>> Begin Recorded data
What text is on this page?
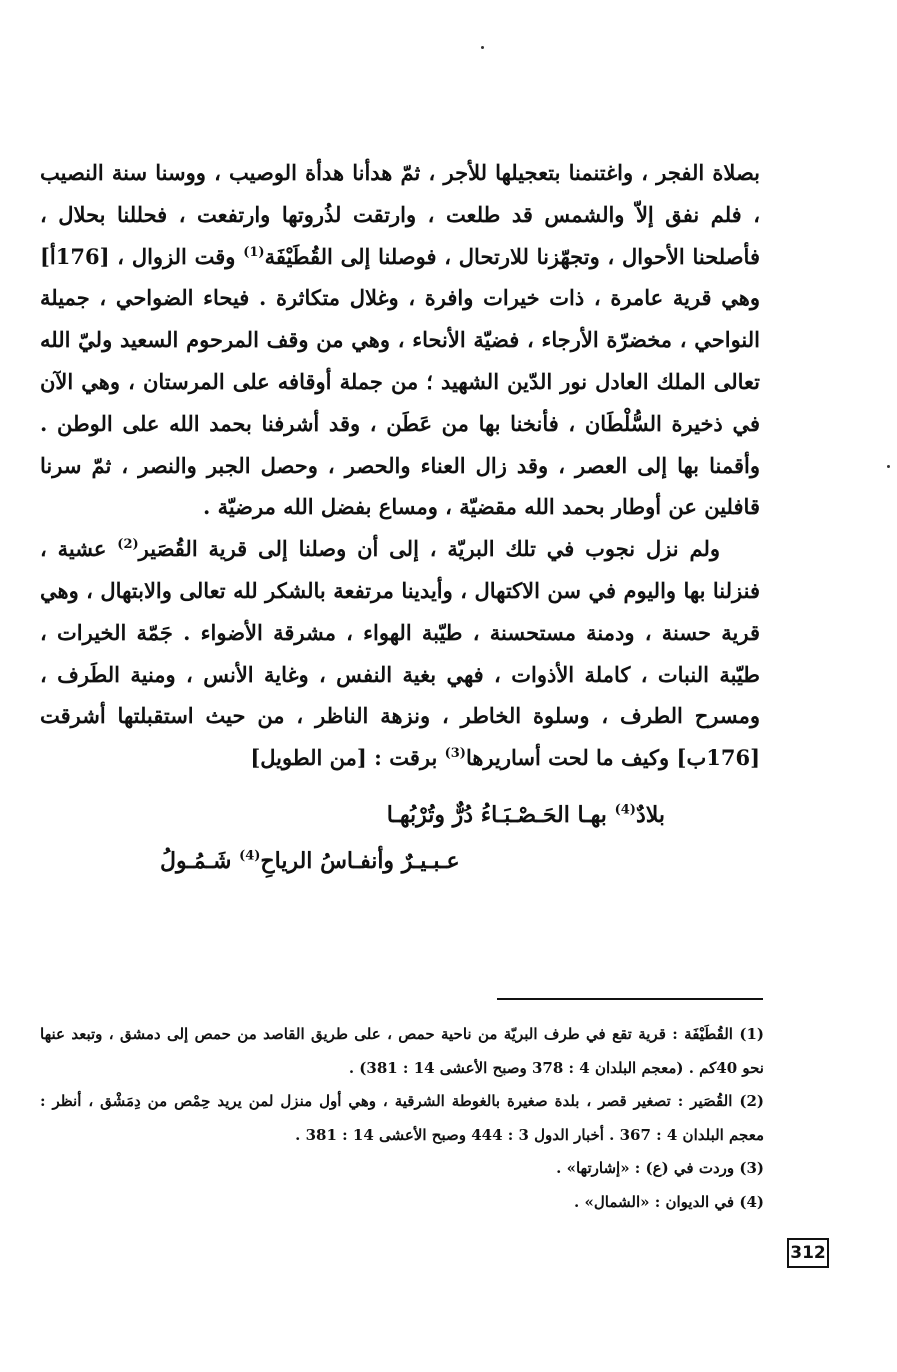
بصلاة الفجر ، واغتنمنا بتعجيلها للأجر ، ثمّ هدأنا هدأة الوصيب ، ووسنا سنة النصيب ، فلم نفق إلاّ والشمس قد طلعت ، وارتقت لذُروتها وارتفعت ، فحللنا بحلال ، فأصلحنا الأحوال ، وتجهّزنا للارتحال ، فوصلنا إلى القُطَيْفَة$^{(1)}$ وقت الزوال ، [176أ] وهي قرية عامرة ، ذات خيرات وافرة ، وغلال متكاثرة . فيحاء الضواحي ، جميلة النواحي ، مخضرّة الأرجاء ، فضيّة الأنحاء ، وهي من وقف المرحوم السعيد وليّ الله تعالى الملك العادل نور الدّين الشهيد ؛ من جملة أوقافه على المرستان ، وهي الآن في ذخيرة السُّلْطَان ، فأنخنا بها من عَطَن ، وقد أشرفنا بحمد الله على الوطن . وأقمنا بها إلى العصر ، وقد زال العناء والحصر ، وحصل الجبر والنصر ، ثمّ سرنا قافلين عن أوطار بحمد الله مقضيّة ، ومساع بفضل الله مرضيّة .

ولم نزل نجوب في تلك البريّة ، إلى أن وصلنا إلى قرية القُصَير$^{(2)}$ عشية ، فنزلنا بها واليوم في سن الاكتهال ، وأيدينا مرتفعة بالشكر لله تعالى والابتهال ، وهي قرية حسنة ، ودمنة مستحسنة ، طيّبة الهواء ، مشرقة الأضواء . جَمّة الخيرات ، طيّبة النبات ، كاملة الأذوات ، فهي بغية النفس ، وغاية الأنس ، ومنية الطَرف ، ومسرح الطرف ، وسلوة الخاطر ، ونزهة الناظر ، من حيث استقبلتها أشرقت [176ب] وكيف ما لحت أساريرها$^{(3)}$ برقت : [من الطويل]

بلادٌ$^{(4)}$ بهـا الحَـصْـبَـاءُ دُرٌّ وتُرْبُهـا
عـبـيـرٌ وأنفـاسُ الرياحِ$^{(4)}$ شَـمُـولُ

(1) القُطَيْفَة : قرية تقع في طرف البريّة من ناحية حمص ، على طريق القاصد من حمص إلى دمشق ، وتبعد عنها نحو 40كم . (معجم البلدان 4 : 378 وصبح الأعشى 14 : 381) .

(2) القُصَير : تصغير قصر ، بلدة صغيرة بالغوطة الشرقية ، وهي أول منزل لمن يريد حِمْص من دِمَشْق ، أنظر : معجم البلدان 4 : 367 . أخبار الدول 3 : 444 وصبح الأعشى 14 : 381 .

(3) وردت في (ع) : «إشارتها» .

(4) في الديوان : «الشمال» .

312
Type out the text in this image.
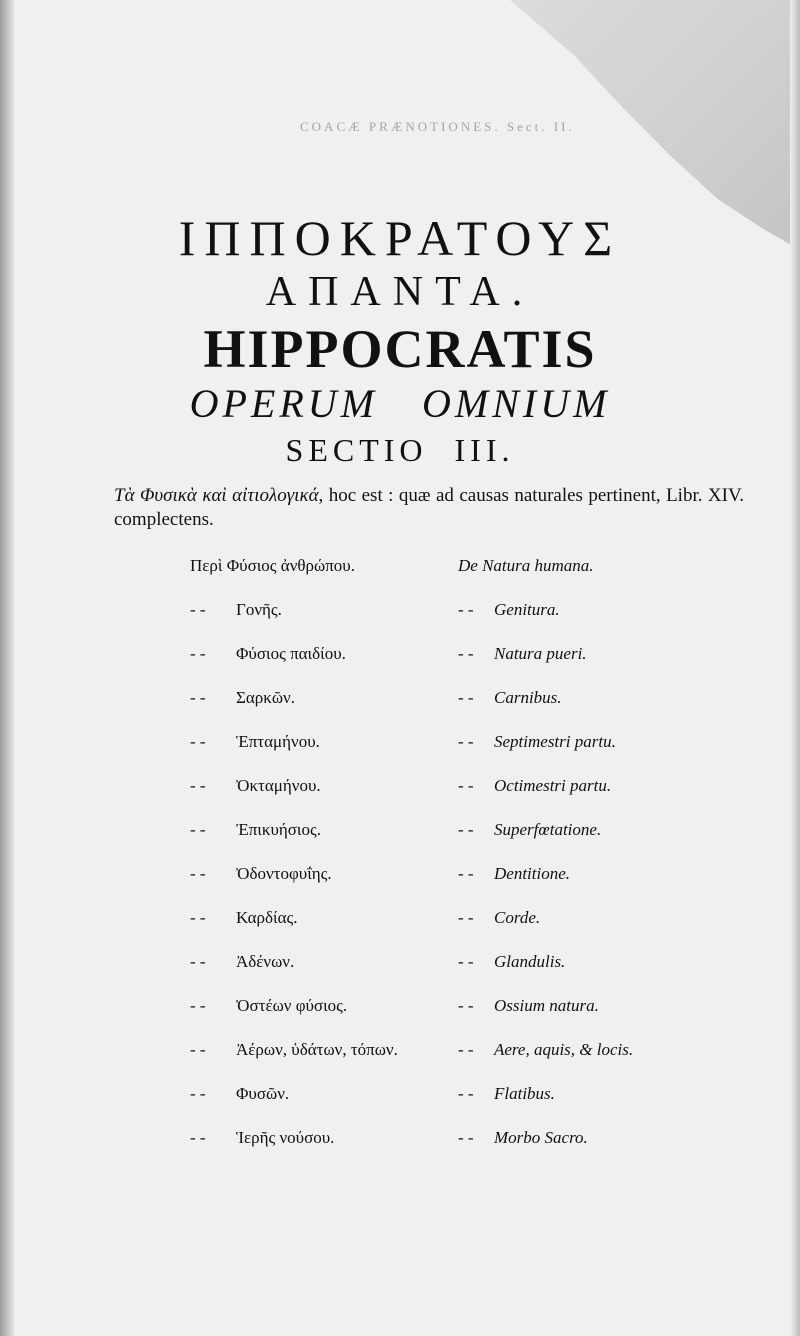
COACÆ PRÆNOTIONES. Sect. II.
ΙΠΠΟΚΡΑΤΟΥΣ
ΑΠΑΝΤΑ.
HIPPOCRATIS
OPERUM OMNIUM
SECTIO III.
Τὰ Φυσικὰ καὶ αἰτιολογικά, hoc est : quæ ad causas naturales pertinent, Libr. XIV. complectens.
Περὶ Φύσιος ἀνθρώπου.	De Natura humana.
- - Γονῆς.	- - Genitura.
- - Φύσιος παιδίου.	- - Natura pueri.
- - Σαρκῶν.	- - Carnibus.
- - Ἑπταμήνου.	- - Septimestri partu.
- - Ὀκταμήνου.	- - Octimestri partu.
- - Ἐπικυήσιος.	- - Superfœtatione.
- - Ὀδοντοφυΐης.	- - Dentitione.
- - Καρδίας.	- - Corde.
- - Ἀδένων.	- - Glandulis.
- - Ὀστέων φύσιος.	- - Ossium natura.
- - Ἀέρων, ὑδάτων, τόπων.	- - Aere, aquis, & locis.
- - Φυσῶν.	- - Flatibus.
- - Ἱερῆς νούσου.	- - Morbo Sacro.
>> End Recorded data
> [The task]:
Transcribe every line in the entries above, taking out only the images.

> [Full output]:
What text is on this page?
بصلاة الفجر ، واغتنمنا بتعجيلها للأجر ، ثمّ هدأنا هدأة الوصيب ، ووسنا سنة النصيب ، فلم نفق إلاّ والشمس قد طلعت ، وارتقت لذُروتها وارتفعت ، فحللنا بحلال ، فأصلحنا الأحوال ، وتجهّزنا للارتحال ، فوصلنا إلى القُطَيْفَة$^{(1)}$ وقت الزوال ، [176أ] وهي قرية عامرة ، ذات خيرات وافرة ، وغلال متكاثرة . فيحاء الضواحي ، جميلة النواحي ، مخضرّة الأرجاء ، فضيّة الأنحاء ، وهي من وقف المرحوم السعيد وليّ الله تعالى الملك العادل نور الدّين الشهيد ؛ من جملة أوقافه على المرستان ، وهي الآن في ذخيرة السُّلْطَان ، فأنخنا بها من عَطَن ، وقد أشرفنا بحمد الله على الوطن . وأقمنا بها إلى العصر ، وقد زال العناء والحصر ، وحصل الجبر والنصر ، ثمّ سرنا قافلين عن أوطار بحمد الله مقضيّة ، ومساع بفضل الله مرضيّة .

ولم نزل نجوب في تلك البريّة ، إلى أن وصلنا إلى قرية القُصَير$^{(2)}$ عشية ، فنزلنا بها واليوم في سن الاكتهال ، وأيدينا مرتفعة بالشكر لله تعالى والابتهال ، وهي قرية حسنة ، ودمنة مستحسنة ، طيّبة الهواء ، مشرقة الأضواء . جَمّة الخيرات ، طيّبة النبات ، كاملة الأذوات ، فهي بغية النفس ، وغاية الأنس ، ومنية الطَرف ، ومسرح الطرف ، وسلوة الخاطر ، ونزهة الناظر ، من حيث استقبلتها أشرقت [176ب] وكيف ما لحت أساريرها$^{(3)}$ برقت : [من الطويل]

بلادٌ$^{(4)}$ بهـا الحَـصْـبَـاءُ دُرٌّ وتُرْبُهـا
عـبـيـرٌ وأنفـاسُ الرياحِ$^{(4)}$ شَـمُـولُ

(1) القُطَيْفَة : قرية تقع في طرف البريّة من ناحية حمص ، على طريق القاصد من حمص إلى دمشق ، وتبعد عنها نحو 40كم . (معجم البلدان 4 : 378 وصبح الأعشى 14 : 381) .

(2) القُصَير : تصغير قصر ، بلدة صغيرة بالغوطة الشرقية ، وهي أول منزل لمن يريد حِمْص من دِمَشْق ، أنظر : معجم البلدان 4 : 367 . أخبار الدول 3 : 444 وصبح الأعشى 14 : 381 .

(3) وردت في (ع) : «إشارتها» .

(4) في الديوان : «الشمال» .

312
Type out the text in this image.
COACÆ PRÆNOTIONES. Sect. II.
ΙΠΠΟΚΡΑΤΟΥΣ
ΑΠΑΝΤΑ.
HIPPOCRATIS
OPERUM OMNIUM
SECTIO III.
Τὰ Φυσικὰ καὶ αἰτιολογικά, hoc est : quæ ad causas naturales pertinent, Libr. XIV. complectens.
Περὶ Φύσιος ἀνθρώπου.	De Natura humana.
- - Γονῆς.	- - Genitura.
- - Φύσιος παιδίου.	- - Natura pueri.
- - Σαρκῶν.	- - Carnibus.
- - Ἑπταμήνου.	- - Septimestri partu.
- - Ὀκταμήνου.	- - Octimestri partu.
- - Ἐπικυήσιος.	- - Superfœtatione.
- - Ὀδοντοφυΐης.	- - Dentitione.
- - Καρδίας.	- - Corde.
- - Ἀδένων.	- - Glandulis.
- - Ὀστέων φύσιος.	- - Ossium natura.
- - Ἀέρων, ὑδάτων, τόπων.	- - Aere, aquis, & locis.
- - Φυσῶν.	- - Flatibus.
- - Ἱερῆς νούσου.	- - Morbo Sacro.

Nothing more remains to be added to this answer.